-- START RAW DATA --

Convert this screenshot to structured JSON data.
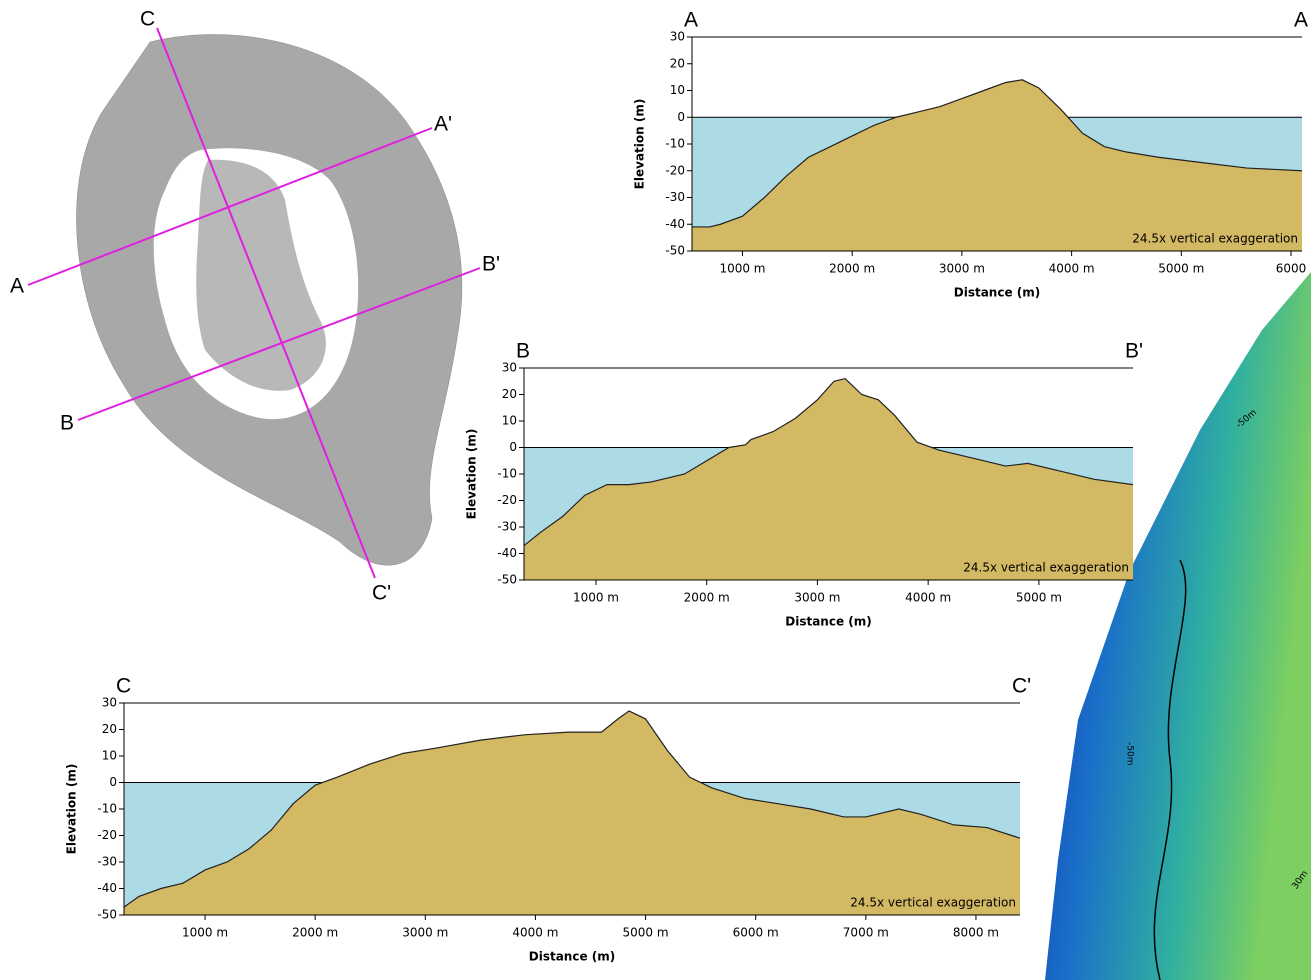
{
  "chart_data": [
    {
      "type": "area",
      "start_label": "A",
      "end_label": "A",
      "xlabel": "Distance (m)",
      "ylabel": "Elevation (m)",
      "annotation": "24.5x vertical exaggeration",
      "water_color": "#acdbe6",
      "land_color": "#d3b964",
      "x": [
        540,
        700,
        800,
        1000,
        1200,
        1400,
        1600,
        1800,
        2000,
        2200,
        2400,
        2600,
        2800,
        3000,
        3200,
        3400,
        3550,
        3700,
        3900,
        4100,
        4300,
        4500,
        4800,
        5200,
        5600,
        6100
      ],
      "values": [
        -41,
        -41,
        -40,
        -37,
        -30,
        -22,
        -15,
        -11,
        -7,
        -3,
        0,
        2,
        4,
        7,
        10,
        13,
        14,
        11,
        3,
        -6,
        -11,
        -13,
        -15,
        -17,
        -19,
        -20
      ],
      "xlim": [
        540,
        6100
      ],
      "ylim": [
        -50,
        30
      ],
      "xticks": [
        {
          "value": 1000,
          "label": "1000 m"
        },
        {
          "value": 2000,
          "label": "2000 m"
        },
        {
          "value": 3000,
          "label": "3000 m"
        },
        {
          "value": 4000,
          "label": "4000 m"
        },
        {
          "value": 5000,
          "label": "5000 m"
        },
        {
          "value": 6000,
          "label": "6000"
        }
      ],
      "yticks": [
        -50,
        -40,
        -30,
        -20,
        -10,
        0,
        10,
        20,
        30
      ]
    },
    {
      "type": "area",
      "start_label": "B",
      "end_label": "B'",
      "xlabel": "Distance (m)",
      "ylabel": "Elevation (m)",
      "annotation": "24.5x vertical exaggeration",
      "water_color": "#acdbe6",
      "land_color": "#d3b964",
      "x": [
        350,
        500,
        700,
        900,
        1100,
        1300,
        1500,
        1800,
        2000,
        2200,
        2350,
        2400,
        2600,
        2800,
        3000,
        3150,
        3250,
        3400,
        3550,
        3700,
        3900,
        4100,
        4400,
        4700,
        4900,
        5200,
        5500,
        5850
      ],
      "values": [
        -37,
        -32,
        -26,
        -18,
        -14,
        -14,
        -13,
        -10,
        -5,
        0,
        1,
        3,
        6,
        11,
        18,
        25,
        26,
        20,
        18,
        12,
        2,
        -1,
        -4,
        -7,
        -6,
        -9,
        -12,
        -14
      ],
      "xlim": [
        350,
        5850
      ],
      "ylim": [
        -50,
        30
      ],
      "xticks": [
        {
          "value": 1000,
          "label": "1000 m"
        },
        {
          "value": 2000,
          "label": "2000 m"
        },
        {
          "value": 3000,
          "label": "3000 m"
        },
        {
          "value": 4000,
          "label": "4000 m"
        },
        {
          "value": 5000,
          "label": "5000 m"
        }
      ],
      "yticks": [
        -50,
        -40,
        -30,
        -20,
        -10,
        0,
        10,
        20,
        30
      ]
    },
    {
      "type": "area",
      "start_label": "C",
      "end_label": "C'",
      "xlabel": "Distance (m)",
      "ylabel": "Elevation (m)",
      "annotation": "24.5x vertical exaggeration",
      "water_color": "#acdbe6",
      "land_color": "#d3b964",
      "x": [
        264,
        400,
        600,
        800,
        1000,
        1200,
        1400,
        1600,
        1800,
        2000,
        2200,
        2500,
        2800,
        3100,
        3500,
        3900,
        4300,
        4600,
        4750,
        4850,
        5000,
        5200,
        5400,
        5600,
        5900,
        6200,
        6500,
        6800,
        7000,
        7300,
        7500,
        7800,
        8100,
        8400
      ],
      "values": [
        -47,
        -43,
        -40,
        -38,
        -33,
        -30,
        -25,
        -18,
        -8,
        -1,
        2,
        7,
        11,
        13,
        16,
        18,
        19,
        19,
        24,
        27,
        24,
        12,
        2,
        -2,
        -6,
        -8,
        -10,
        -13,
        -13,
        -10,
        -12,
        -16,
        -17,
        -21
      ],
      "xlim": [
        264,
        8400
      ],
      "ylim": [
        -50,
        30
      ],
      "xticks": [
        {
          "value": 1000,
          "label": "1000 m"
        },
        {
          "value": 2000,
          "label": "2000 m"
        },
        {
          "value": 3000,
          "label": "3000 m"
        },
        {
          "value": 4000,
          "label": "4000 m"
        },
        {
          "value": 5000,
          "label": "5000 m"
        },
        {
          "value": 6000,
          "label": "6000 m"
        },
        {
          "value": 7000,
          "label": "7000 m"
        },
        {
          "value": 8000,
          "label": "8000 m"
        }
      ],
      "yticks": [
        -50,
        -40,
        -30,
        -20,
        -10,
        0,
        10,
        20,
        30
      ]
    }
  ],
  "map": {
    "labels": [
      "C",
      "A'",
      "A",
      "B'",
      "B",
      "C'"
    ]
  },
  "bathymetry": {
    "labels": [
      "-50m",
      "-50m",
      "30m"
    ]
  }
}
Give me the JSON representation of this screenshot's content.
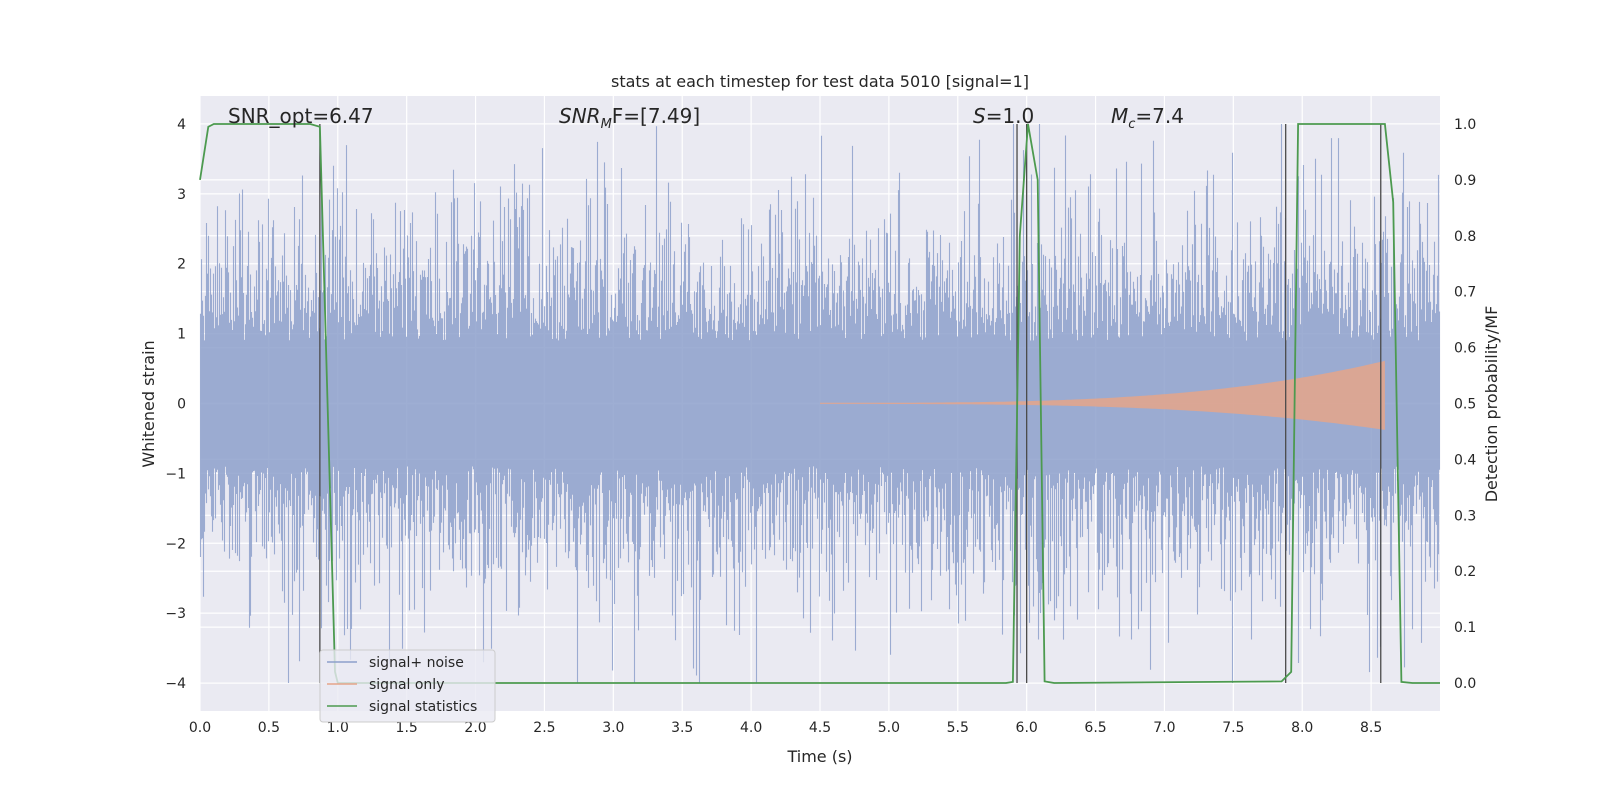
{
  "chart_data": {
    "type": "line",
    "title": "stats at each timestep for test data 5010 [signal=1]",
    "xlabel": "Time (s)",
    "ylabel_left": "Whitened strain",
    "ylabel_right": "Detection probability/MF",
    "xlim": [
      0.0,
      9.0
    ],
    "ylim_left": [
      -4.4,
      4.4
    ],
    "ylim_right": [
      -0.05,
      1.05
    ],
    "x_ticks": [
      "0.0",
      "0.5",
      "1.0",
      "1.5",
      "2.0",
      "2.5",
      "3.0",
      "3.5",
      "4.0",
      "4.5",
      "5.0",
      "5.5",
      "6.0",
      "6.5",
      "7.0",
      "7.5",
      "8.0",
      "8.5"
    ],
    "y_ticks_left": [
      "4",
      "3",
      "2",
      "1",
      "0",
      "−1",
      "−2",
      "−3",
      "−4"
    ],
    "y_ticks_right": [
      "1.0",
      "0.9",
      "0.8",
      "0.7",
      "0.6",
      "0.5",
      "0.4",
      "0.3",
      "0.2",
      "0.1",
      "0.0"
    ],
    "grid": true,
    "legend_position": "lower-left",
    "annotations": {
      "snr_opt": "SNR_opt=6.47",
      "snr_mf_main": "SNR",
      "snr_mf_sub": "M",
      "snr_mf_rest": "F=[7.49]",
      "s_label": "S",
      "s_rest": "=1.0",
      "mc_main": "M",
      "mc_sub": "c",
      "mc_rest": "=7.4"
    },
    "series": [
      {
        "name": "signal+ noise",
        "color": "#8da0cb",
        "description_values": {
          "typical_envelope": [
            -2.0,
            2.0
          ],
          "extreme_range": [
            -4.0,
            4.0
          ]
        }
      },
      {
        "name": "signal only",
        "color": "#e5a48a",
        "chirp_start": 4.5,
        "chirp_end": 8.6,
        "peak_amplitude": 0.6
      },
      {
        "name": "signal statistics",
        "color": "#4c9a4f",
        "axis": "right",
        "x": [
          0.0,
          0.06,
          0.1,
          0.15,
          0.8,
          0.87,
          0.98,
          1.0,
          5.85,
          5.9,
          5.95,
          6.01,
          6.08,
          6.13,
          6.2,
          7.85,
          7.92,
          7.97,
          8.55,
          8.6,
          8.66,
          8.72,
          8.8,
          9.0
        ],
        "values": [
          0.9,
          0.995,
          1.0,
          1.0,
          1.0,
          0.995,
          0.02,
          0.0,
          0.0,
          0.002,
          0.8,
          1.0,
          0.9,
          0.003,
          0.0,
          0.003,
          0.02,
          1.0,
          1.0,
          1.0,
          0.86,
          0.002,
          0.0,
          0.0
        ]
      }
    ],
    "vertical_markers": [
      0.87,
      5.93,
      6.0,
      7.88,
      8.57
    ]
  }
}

-- END RAW DATA --

* _GIVEN INSTRUCTION_: Your task is to set down the records shown above exactly, minus any pictures.

* _FINISHED ANSWER_:
Convert this screenshot to structured JSON data.
{
  "chart_data": [
    {
      "type": "area",
      "start_label": "A",
      "end_label": "A",
      "xlabel": "Distance (m)",
      "ylabel": "Elevation (m)",
      "annotation": "24.5x vertical exaggeration",
      "water_color": "#acdbe6",
      "land_color": "#d3b964",
      "x": [
        540,
        700,
        800,
        1000,
        1200,
        1400,
        1600,
        1800,
        2000,
        2200,
        2400,
        2600,
        2800,
        3000,
        3200,
        3400,
        3550,
        3700,
        3900,
        4100,
        4300,
        4500,
        4800,
        5200,
        5600,
        6100
      ],
      "values": [
        -41,
        -41,
        -40,
        -37,
        -30,
        -22,
        -15,
        -11,
        -7,
        -3,
        0,
        2,
        4,
        7,
        10,
        13,
        14,
        11,
        3,
        -6,
        -11,
        -13,
        -15,
        -17,
        -19,
        -20
      ],
      "xlim": [
        540,
        6100
      ],
      "ylim": [
        -50,
        30
      ],
      "xticks": [
        {
          "value": 1000,
          "label": "1000 m"
        },
        {
          "value": 2000,
          "label": "2000 m"
        },
        {
          "value": 3000,
          "label": "3000 m"
        },
        {
          "value": 4000,
          "label": "4000 m"
        },
        {
          "value": 5000,
          "label": "5000 m"
        },
        {
          "value": 6000,
          "label": "6000"
        }
      ],
      "yticks": [
        -50,
        -40,
        -30,
        -20,
        -10,
        0,
        10,
        20,
        30
      ]
    },
    {
      "type": "area",
      "start_label": "B",
      "end_label": "B'",
      "xlabel": "Distance (m)",
      "ylabel": "Elevation (m)",
      "annotation": "24.5x vertical exaggeration",
      "water_color": "#acdbe6",
      "land_color": "#d3b964",
      "x": [
        350,
        500,
        700,
        900,
        1100,
        1300,
        1500,
        1800,
        2000,
        2200,
        2350,
        2400,
        2600,
        2800,
        3000,
        3150,
        3250,
        3400,
        3550,
        3700,
        3900,
        4100,
        4400,
        4700,
        4900,
        5200,
        5500,
        5850
      ],
      "values": [
        -37,
        -32,
        -26,
        -18,
        -14,
        -14,
        -13,
        -10,
        -5,
        0,
        1,
        3,
        6,
        11,
        18,
        25,
        26,
        20,
        18,
        12,
        2,
        -1,
        -4,
        -7,
        -6,
        -9,
        -12,
        -14
      ],
      "xlim": [
        350,
        5850
      ],
      "ylim": [
        -50,
        30
      ],
      "xticks": [
        {
          "value": 1000,
          "label": "1000 m"
        },
        {
          "value": 2000,
          "label": "2000 m"
        },
        {
          "value": 3000,
          "label": "3000 m"
        },
        {
          "value": 4000,
          "label": "4000 m"
        },
        {
          "value": 5000,
          "label": "5000 m"
        }
      ],
      "yticks": [
        -50,
        -40,
        -30,
        -20,
        -10,
        0,
        10,
        20,
        30
      ]
    },
    {
      "type": "area",
      "start_label": "C",
      "end_label": "C'",
      "xlabel": "Distance (m)",
      "ylabel": "Elevation (m)",
      "annotation": "24.5x vertical exaggeration",
      "water_color": "#acdbe6",
      "land_color": "#d3b964",
      "x": [
        264,
        400,
        600,
        800,
        1000,
        1200,
        1400,
        1600,
        1800,
        2000,
        2200,
        2500,
        2800,
        3100,
        3500,
        3900,
        4300,
        4600,
        4750,
        4850,
        5000,
        5200,
        5400,
        5600,
        5900,
        6200,
        6500,
        6800,
        7000,
        7300,
        7500,
        7800,
        8100,
        8400
      ],
      "values": [
        -47,
        -43,
        -40,
        -38,
        -33,
        -30,
        -25,
        -18,
        -8,
        -1,
        2,
        7,
        11,
        13,
        16,
        18,
        19,
        19,
        24,
        27,
        24,
        12,
        2,
        -2,
        -6,
        -8,
        -10,
        -13,
        -13,
        -10,
        -12,
        -16,
        -17,
        -21
      ],
      "xlim": [
        264,
        8400
      ],
      "ylim": [
        -50,
        30
      ],
      "xticks": [
        {
          "value": 1000,
          "label": "1000 m"
        },
        {
          "value": 2000,
          "label": "2000 m"
        },
        {
          "value": 3000,
          "label": "3000 m"
        },
        {
          "value": 4000,
          "label": "4000 m"
        },
        {
          "value": 5000,
          "label": "5000 m"
        },
        {
          "value": 6000,
          "label": "6000 m"
        },
        {
          "value": 7000,
          "label": "7000 m"
        },
        {
          "value": 8000,
          "label": "8000 m"
        }
      ],
      "yticks": [
        -50,
        -40,
        -30,
        -20,
        -10,
        0,
        10,
        20,
        30
      ]
    }
  ],
  "map": {
    "labels": [
      "C",
      "A'",
      "A",
      "B'",
      "B",
      "C'"
    ]
  },
  "bathymetry": {
    "labels": [
      "-50m",
      "-50m",
      "30m"
    ]
  }
}
Give me the JSON representation of this screenshot's content.
{
  "chart_data": {
    "type": "line",
    "title": "stats at each timestep for test data 5010 [signal=1]",
    "xlabel": "Time (s)",
    "ylabel_left": "Whitened strain",
    "ylabel_right": "Detection probability/MF",
    "xlim": [
      0.0,
      9.0
    ],
    "ylim_left": [
      -4.4,
      4.4
    ],
    "ylim_right": [
      -0.05,
      1.05
    ],
    "x_ticks": [
      "0.0",
      "0.5",
      "1.0",
      "1.5",
      "2.0",
      "2.5",
      "3.0",
      "3.5",
      "4.0",
      "4.5",
      "5.0",
      "5.5",
      "6.0",
      "6.5",
      "7.0",
      "7.5",
      "8.0",
      "8.5"
    ],
    "y_ticks_left": [
      "4",
      "3",
      "2",
      "1",
      "0",
      "−1",
      "−2",
      "−3",
      "−4"
    ],
    "y_ticks_right": [
      "1.0",
      "0.9",
      "0.8",
      "0.7",
      "0.6",
      "0.5",
      "0.4",
      "0.3",
      "0.2",
      "0.1",
      "0.0"
    ],
    "grid": true,
    "legend_position": "lower-left",
    "annotations": {
      "snr_opt": "SNR_opt=6.47",
      "snr_mf_main": "SNR",
      "snr_mf_sub": "M",
      "snr_mf_rest": "F=[7.49]",
      "s_label": "S",
      "s_rest": "=1.0",
      "mc_main": "M",
      "mc_sub": "c",
      "mc_rest": "=7.4"
    },
    "series": [
      {
        "name": "signal+ noise",
        "color": "#8da0cb",
        "description_values": {
          "typical_envelope": [
            -2.0,
            2.0
          ],
          "extreme_range": [
            -4.0,
            4.0
          ]
        }
      },
      {
        "name": "signal only",
        "color": "#e5a48a",
        "chirp_start": 4.5,
        "chirp_end": 8.6,
        "peak_amplitude": 0.6
      },
      {
        "name": "signal statistics",
        "color": "#4c9a4f",
        "axis": "right",
        "x": [
          0.0,
          0.06,
          0.1,
          0.15,
          0.8,
          0.87,
          0.98,
          1.0,
          5.85,
          5.9,
          5.95,
          6.01,
          6.08,
          6.13,
          6.2,
          7.85,
          7.92,
          7.97,
          8.55,
          8.6,
          8.66,
          8.72,
          8.8,
          9.0
        ],
        "values": [
          0.9,
          0.995,
          1.0,
          1.0,
          1.0,
          0.995,
          0.02,
          0.0,
          0.0,
          0.002,
          0.8,
          1.0,
          0.9,
          0.003,
          0.0,
          0.003,
          0.02,
          1.0,
          1.0,
          1.0,
          0.86,
          0.002,
          0.0,
          0.0
        ]
      }
    ],
    "vertical_markers": [
      0.87,
      5.93,
      6.0,
      7.88,
      8.57
    ]
  }
}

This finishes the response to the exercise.